Records from a collection of figures
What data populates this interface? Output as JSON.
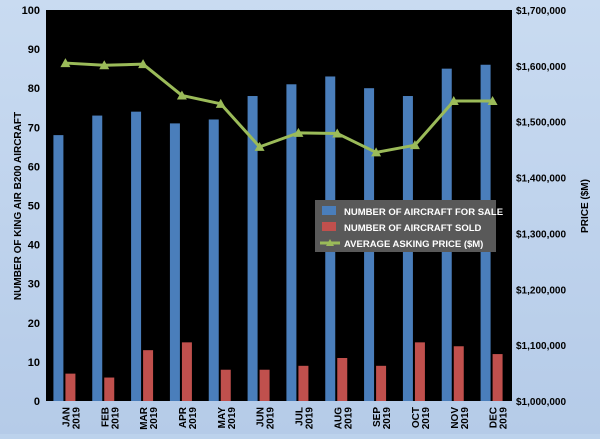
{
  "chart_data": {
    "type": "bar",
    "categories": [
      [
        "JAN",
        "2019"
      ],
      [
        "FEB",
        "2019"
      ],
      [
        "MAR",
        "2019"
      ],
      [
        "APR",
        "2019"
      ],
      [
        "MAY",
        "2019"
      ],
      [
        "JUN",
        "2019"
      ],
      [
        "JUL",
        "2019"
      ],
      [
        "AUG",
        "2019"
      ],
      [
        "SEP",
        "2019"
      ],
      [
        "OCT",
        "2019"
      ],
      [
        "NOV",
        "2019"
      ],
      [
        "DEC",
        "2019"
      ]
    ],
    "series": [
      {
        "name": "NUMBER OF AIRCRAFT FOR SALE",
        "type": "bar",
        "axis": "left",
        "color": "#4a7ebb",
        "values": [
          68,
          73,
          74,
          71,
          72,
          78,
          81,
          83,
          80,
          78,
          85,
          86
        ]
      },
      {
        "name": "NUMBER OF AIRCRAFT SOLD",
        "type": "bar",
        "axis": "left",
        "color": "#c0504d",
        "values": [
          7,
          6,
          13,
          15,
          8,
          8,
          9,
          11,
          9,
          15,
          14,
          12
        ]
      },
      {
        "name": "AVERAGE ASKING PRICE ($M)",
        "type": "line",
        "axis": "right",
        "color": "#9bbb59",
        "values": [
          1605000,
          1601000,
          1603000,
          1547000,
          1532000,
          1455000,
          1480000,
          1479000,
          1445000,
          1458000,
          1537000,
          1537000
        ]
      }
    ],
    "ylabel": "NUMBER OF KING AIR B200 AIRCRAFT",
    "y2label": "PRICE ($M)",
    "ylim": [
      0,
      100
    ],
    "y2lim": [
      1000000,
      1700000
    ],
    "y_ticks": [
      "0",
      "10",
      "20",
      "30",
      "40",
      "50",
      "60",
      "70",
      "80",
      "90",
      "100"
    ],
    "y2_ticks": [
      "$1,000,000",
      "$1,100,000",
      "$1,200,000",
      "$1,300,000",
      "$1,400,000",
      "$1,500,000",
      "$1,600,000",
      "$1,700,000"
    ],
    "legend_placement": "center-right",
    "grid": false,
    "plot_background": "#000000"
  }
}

WHAT NEEDS TO BE DONE
Write out each entry exactly as given, omitting any picture.

FINISHED EXERCISE
What data populates this interface? Output as JSON.
{
  "chart_data": {
    "type": "bar",
    "categories": [
      [
        "JAN",
        "2019"
      ],
      [
        "FEB",
        "2019"
      ],
      [
        "MAR",
        "2019"
      ],
      [
        "APR",
        "2019"
      ],
      [
        "MAY",
        "2019"
      ],
      [
        "JUN",
        "2019"
      ],
      [
        "JUL",
        "2019"
      ],
      [
        "AUG",
        "2019"
      ],
      [
        "SEP",
        "2019"
      ],
      [
        "OCT",
        "2019"
      ],
      [
        "NOV",
        "2019"
      ],
      [
        "DEC",
        "2019"
      ]
    ],
    "series": [
      {
        "name": "NUMBER OF AIRCRAFT FOR SALE",
        "type": "bar",
        "axis": "left",
        "color": "#4a7ebb",
        "values": [
          68,
          73,
          74,
          71,
          72,
          78,
          81,
          83,
          80,
          78,
          85,
          86
        ]
      },
      {
        "name": "NUMBER OF AIRCRAFT SOLD",
        "type": "bar",
        "axis": "left",
        "color": "#c0504d",
        "values": [
          7,
          6,
          13,
          15,
          8,
          8,
          9,
          11,
          9,
          15,
          14,
          12
        ]
      },
      {
        "name": "AVERAGE ASKING PRICE ($M)",
        "type": "line",
        "axis": "right",
        "color": "#9bbb59",
        "values": [
          1605000,
          1601000,
          1603000,
          1547000,
          1532000,
          1455000,
          1480000,
          1479000,
          1445000,
          1458000,
          1537000,
          1537000
        ]
      }
    ],
    "ylabel": "NUMBER OF KING AIR B200 AIRCRAFT",
    "y2label": "PRICE ($M)",
    "ylim": [
      0,
      100
    ],
    "y2lim": [
      1000000,
      1700000
    ],
    "y_ticks": [
      "0",
      "10",
      "20",
      "30",
      "40",
      "50",
      "60",
      "70",
      "80",
      "90",
      "100"
    ],
    "y2_ticks": [
      "$1,000,000",
      "$1,100,000",
      "$1,200,000",
      "$1,300,000",
      "$1,400,000",
      "$1,500,000",
      "$1,600,000",
      "$1,700,000"
    ],
    "legend_placement": "center-right",
    "grid": false,
    "plot_background": "#000000"
  }
}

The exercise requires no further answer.